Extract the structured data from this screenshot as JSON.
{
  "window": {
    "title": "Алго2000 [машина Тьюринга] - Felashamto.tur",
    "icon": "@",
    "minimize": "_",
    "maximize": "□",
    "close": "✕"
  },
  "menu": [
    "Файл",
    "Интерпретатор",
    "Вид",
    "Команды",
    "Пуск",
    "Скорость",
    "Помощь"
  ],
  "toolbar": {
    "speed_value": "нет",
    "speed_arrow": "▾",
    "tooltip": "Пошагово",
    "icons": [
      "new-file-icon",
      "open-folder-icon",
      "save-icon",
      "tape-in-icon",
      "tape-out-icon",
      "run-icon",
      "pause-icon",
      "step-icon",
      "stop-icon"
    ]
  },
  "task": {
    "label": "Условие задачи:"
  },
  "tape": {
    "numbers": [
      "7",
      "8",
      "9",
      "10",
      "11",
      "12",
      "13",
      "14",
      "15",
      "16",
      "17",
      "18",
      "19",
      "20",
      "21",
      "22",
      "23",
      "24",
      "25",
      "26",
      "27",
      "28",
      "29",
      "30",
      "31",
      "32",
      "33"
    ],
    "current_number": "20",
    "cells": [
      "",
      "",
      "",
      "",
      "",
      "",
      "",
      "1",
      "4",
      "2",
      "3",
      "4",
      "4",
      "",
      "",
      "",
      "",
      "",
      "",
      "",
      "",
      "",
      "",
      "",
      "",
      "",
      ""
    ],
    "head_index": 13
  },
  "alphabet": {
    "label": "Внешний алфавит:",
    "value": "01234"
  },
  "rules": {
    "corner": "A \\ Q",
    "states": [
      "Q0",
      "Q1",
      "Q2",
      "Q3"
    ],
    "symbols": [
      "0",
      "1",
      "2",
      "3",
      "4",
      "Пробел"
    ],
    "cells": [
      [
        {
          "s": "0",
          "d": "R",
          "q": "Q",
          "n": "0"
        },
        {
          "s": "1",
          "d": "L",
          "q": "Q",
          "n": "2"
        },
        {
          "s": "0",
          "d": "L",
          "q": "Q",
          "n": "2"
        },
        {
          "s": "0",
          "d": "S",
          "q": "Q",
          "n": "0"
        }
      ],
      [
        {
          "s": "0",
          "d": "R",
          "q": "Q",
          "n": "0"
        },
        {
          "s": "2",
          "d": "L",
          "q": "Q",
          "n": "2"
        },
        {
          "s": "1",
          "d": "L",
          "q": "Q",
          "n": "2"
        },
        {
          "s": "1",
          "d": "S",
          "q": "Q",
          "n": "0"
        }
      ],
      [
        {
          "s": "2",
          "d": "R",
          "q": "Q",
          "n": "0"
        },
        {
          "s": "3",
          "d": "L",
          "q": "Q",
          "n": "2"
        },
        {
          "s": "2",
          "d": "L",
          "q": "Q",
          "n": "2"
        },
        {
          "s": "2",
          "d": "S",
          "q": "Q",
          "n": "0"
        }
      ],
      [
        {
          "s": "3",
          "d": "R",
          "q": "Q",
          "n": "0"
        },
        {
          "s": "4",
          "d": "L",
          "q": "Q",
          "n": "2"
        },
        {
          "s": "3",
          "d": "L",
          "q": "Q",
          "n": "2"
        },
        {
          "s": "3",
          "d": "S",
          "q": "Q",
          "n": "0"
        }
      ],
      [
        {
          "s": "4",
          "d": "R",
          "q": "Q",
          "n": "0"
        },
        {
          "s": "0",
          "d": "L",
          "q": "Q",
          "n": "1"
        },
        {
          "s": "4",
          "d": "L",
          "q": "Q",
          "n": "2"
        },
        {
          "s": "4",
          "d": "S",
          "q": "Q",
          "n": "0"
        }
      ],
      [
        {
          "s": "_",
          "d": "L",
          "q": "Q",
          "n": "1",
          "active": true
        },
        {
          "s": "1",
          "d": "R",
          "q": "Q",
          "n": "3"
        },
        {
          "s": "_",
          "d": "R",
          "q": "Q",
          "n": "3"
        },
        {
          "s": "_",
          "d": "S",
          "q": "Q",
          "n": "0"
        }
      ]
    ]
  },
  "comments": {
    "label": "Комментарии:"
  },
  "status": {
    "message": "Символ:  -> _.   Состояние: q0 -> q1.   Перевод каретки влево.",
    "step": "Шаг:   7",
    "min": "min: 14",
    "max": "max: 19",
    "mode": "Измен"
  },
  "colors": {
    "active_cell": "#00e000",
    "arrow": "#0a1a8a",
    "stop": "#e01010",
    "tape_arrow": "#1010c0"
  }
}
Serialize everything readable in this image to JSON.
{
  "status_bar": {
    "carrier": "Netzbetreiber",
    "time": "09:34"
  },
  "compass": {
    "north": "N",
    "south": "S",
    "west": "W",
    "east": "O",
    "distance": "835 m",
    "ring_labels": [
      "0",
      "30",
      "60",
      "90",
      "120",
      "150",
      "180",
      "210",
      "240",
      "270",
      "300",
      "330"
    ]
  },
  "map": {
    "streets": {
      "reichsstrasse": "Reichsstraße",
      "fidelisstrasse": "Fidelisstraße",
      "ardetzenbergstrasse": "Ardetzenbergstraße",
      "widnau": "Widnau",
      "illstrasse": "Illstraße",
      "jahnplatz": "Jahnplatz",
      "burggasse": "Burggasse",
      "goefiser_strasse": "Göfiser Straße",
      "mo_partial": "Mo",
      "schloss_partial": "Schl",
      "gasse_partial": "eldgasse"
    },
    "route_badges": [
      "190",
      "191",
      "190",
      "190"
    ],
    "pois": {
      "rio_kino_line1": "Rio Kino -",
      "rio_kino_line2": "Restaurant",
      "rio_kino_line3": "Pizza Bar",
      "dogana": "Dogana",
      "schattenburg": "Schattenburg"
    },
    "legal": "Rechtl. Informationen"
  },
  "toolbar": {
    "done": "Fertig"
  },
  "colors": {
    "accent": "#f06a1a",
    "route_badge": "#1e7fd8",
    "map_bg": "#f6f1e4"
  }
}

EXERCISE REQUIREMENTS: Tally up the lines with the word "JSON" in them, and answer with that number by itself.

ANSWER TO THE TASK: 2